### Stated task
Exclude the pictures and retype the entries as written.

### Data for the task
++++

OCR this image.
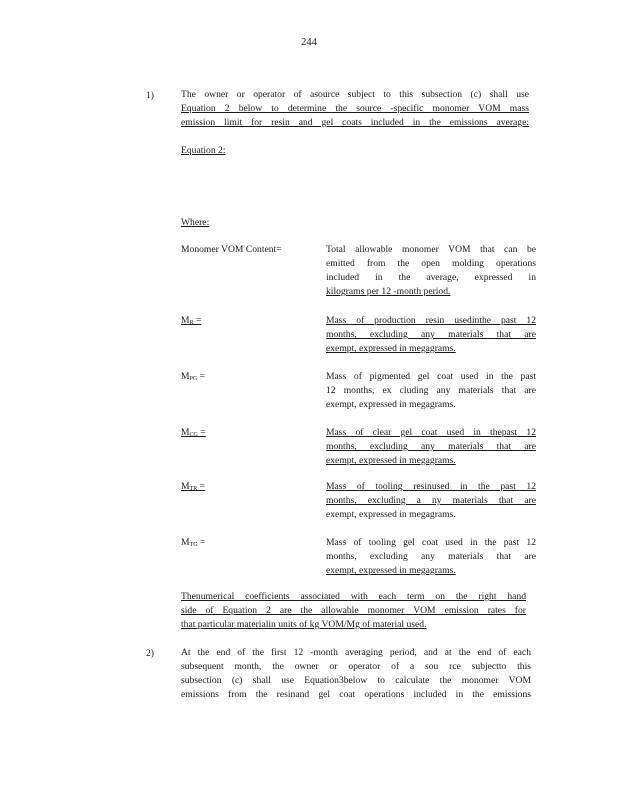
244
1)	The owner or operator of asource subject to this subsection (c) shall use
Equation 2 below to determine the source -specific monomer VOM mass
emission limit for resin and gel coats included in the emissions average:
Equation 2:
Where:
Monomer VOM Content=	Total allowable monomer VOM that can be
emitted from the open molding operations
included in the average, expressed in
kilograms per 12 -month period.
$M_R$ =	Mass of production resin usedinthe past 12
months, excluding any materials that are
exempt, expressed in megagrams.
$M_{PG}$ =	Mass of pigmented gel coat used in the past
12 months, ex cluding any materials that are
exempt, expressed in megagrams.
$M_{CG}$ =	Mass of clear gel coat used in thepast 12
months, excluding any materials that are
exempt, expressed in megagrams.
$M_{TR}$ =	Mass of tooling resinused in the past 12
months, excluding a ny materials that are
exempt, expressed in megagrams.
$M_{TG}$ =	Mass of tooling gel coat used in the past 12
months, excluding any materials that are
exempt, expressed in megagrams.
Thenumerical coefficients associated with each term on the right hand
side of Equation 2 are the allowable monomer VOM emission rates for
that particular materialin units of kg VOM/Mg of material used.
2)	At the end of the first 12 -month averaging period, and at the end of each
subsequent month, the owner or operator of a sou rce subjectto this
subsection (c) shall use Equation3below to calculate the monomer VOM
emissions from the resinand gel coat operations included in the emissions
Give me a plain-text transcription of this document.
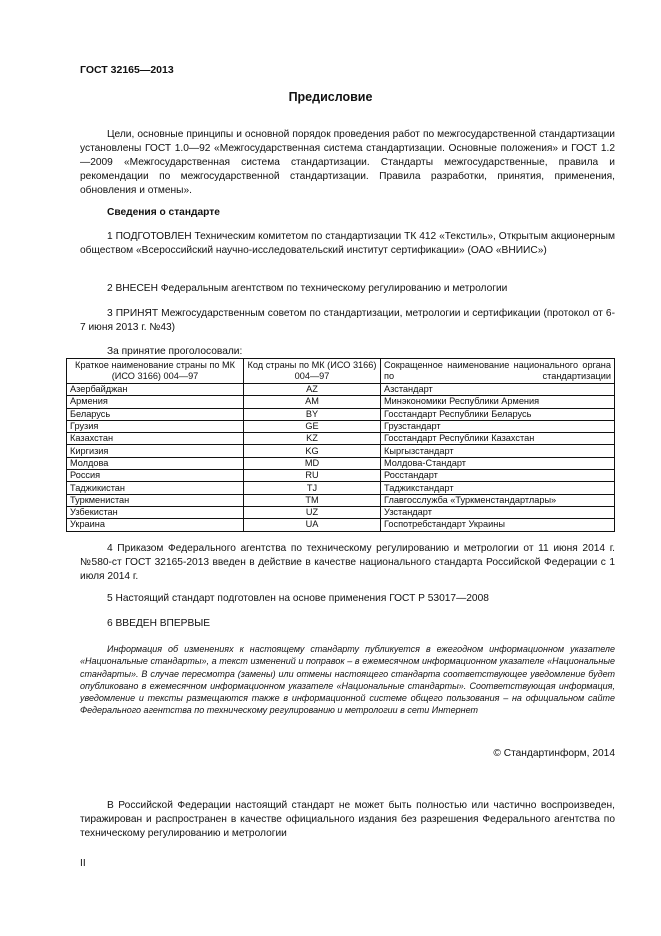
ГОСТ 32165—2013
Предисловие
Цели, основные принципы и основной порядок проведения работ по межгосударственной стандартизации установлены ГОСТ 1.0—92 «Межгосударственная система стандартизации. Основные положения» и ГОСТ 1.2—2009 «Межгосударственная система стандартизации. Стандарты межгосударственные, правила и рекомендации по межгосударственной стандартизации. Правила разработки, принятия, применения, обновления и отмены».
Сведения о стандарте
1 ПОДГОТОВЛЕН Техническим комитетом по стандартизации ТК 412 «Текстиль», Открытым акционерным обществом «Всероссийский научно-исследовательский институт сертификации» (ОАО «ВНИИС»)
2 ВНЕСЕН Федеральным агентством по техническому регулированию и метрологии
3 ПРИНЯТ Межгосударственным советом по стандартизации, метрологии и сертификации (протокол от 6-7 июня 2013 г. №43)
За принятие проголосовали:
Краткое наименование страны по МК (ИСО 3166) 004—97	Код страны по МК (ИСО 3166) 004—97	Сокращенное наименование национального органа по стандартизации
Азербайджан	AZ	Азстандарт
Армения	AM	Минэкономики Республики Армения
Беларусь	BY	Госстандарт Республики Беларусь
Грузия	GE	Грузстандарт
Казахстан	KZ	Госстандарт Республики Казахстан
Киргизия	KG	Кыргызстандарт
Молдова	MD	Молдова-Стандарт
Россия	RU	Росстандарт
Таджикистан	TJ	Таджикстандарт
Туркменистан	TM	Главгосслужба «Туркменстандартлары»
Узбекистан	UZ	Узстандарт
Украина	UA	Госпотребстандарт Украины
4 Приказом Федерального агентства по техническому регулированию и метрологии от 11 июня 2014 г. №580-ст ГОСТ 32165-2013 введен в действие в качестве национального стандарта Российской Федерации с 1 июля 2014 г.
5 Настоящий стандарт подготовлен на основе применения ГОСТ Р 53017—2008
6 ВВЕДЕН ВПЕРВЫЕ
Информация об изменениях к настоящему стандарту публикуется в ежегодном информационном указателе «Национальные стандарты», а текст изменений и поправок – в ежемесячном информационном указателе «Национальные стандарты». В случае пересмотра (замены) или отмены настоящего стандарта соответствующее уведомление будет опубликовано в ежемесячном информационном указателе «Национальные стандарты». Соответствующая информация, уведомление и тексты размещаются также в информационной системе общего пользования – на официальном сайте Федерального агентства по техническому регулированию и метрологии в сети Интернет
© Стандартинформ, 2014
В Российской Федерации настоящий стандарт не может быть полностью или частично воспроизведен, тиражирован и распространен в качестве официального издания без разрешения Федерального агентства по техническому регулированию и метрологии
II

++++

### Expected answer
OCR this image.
244
1)	The owner or operator of asource subject to this subsection (c) shall use
Equation 2 below to determine the source -specific monomer VOM mass
emission limit for resin and gel coats included in the emissions average:
Equation 2:
Where:
Monomer VOM Content=	Total allowable monomer VOM that can be
emitted from the open molding operations
included in the average, expressed in
kilograms per 12 -month period.
$M_R$ =	Mass of production resin usedinthe past 12
months, excluding any materials that are
exempt, expressed in megagrams.
$M_{PG}$ =	Mass of pigmented gel coat used in the past
12 months, ex cluding any materials that are
exempt, expressed in megagrams.
$M_{CG}$ =	Mass of clear gel coat used in thepast 12
months, excluding any materials that are
exempt, expressed in megagrams.
$M_{TR}$ =	Mass of tooling resinused in the past 12
months, excluding a ny materials that are
exempt, expressed in megagrams.
$M_{TG}$ =	Mass of tooling gel coat used in the past 12
months, excluding any materials that are
exempt, expressed in megagrams.
Thenumerical coefficients associated with each term on the right hand
side of Equation 2 are the allowable monomer VOM emission rates for
that particular materialin units of kg VOM/Mg of material used.
2)	At the end of the first 12 -month averaging period, and at the end of each
subsequent month, the owner or operator of a sou rce subjectto this
subsection (c) shall use Equation3below to calculate the monomer VOM
emissions from the resinand gel coat operations included in the emissions
Give me a plain-text transcription of this document.
ГОСТ 32165—2013
Предисловие
Цели, основные принципы и основной порядок проведения работ по межгосударственной стандартизации установлены ГОСТ 1.0—92 «Межгосударственная система стандартизации. Основные положения» и ГОСТ 1.2—2009 «Межгосударственная система стандартизации. Стандарты межгосударственные, правила и рекомендации по межгосударственной стандартизации. Правила разработки, принятия, применения, обновления и отмены».
Сведения о стандарте
1 ПОДГОТОВЛЕН Техническим комитетом по стандартизации ТК 412 «Текстиль», Открытым акционерным обществом «Всероссийский научно-исследовательский институт сертификации» (ОАО «ВНИИС»)
2 ВНЕСЕН Федеральным агентством по техническому регулированию и метрологии
3 ПРИНЯТ Межгосударственным советом по стандартизации, метрологии и сертификации (протокол от 6-7 июня 2013 г. №43)
За принятие проголосовали:
Краткое наименование страны по МК (ИСО 3166) 004—97	Код страны по МК (ИСО 3166) 004—97	Сокращенное наименование национального органа по стандартизации
Азербайджан	AZ	Азстандарт
Армения	AM	Минэкономики Республики Армения
Беларусь	BY	Госстандарт Республики Беларусь
Грузия	GE	Грузстандарт
Казахстан	KZ	Госстандарт Республики Казахстан
Киргизия	KG	Кыргызстандарт
Молдова	MD	Молдова-Стандарт
Россия	RU	Росстандарт
Таджикистан	TJ	Таджикстандарт
Туркменистан	TM	Главгосслужба «Туркменстандартлары»
Узбекистан	UZ	Узстандарт
Украина	UA	Госпотребстандарт Украины
4 Приказом Федерального агентства по техническому регулированию и метрологии от 11 июня 2014 г. №580-ст ГОСТ 32165-2013 введен в действие в качестве национального стандарта Российской Федерации с 1 июля 2014 г.
5 Настоящий стандарт подготовлен на основе применения ГОСТ Р 53017—2008
6 ВВЕДЕН ВПЕРВЫЕ
Информация об изменениях к настоящему стандарту публикуется в ежегодном информационном указателе «Национальные стандарты», а текст изменений и поправок – в ежемесячном информационном указателе «Национальные стандарты». В случае пересмотра (замены) или отмены настоящего стандарта соответствующее уведомление будет опубликовано в ежемесячном информационном указателе «Национальные стандарты». Соответствующая информация, уведомление и тексты размещаются также в информационной системе общего пользования – на официальном сайте Федерального агентства по техническому регулированию и метрологии в сети Интернет
© Стандартинформ, 2014
В Российской Федерации настоящий стандарт не может быть полностью или частично воспроизведен, тиражирован и распространен в качестве официального издания без разрешения Федерального агентства по техническому регулированию и метрологии
II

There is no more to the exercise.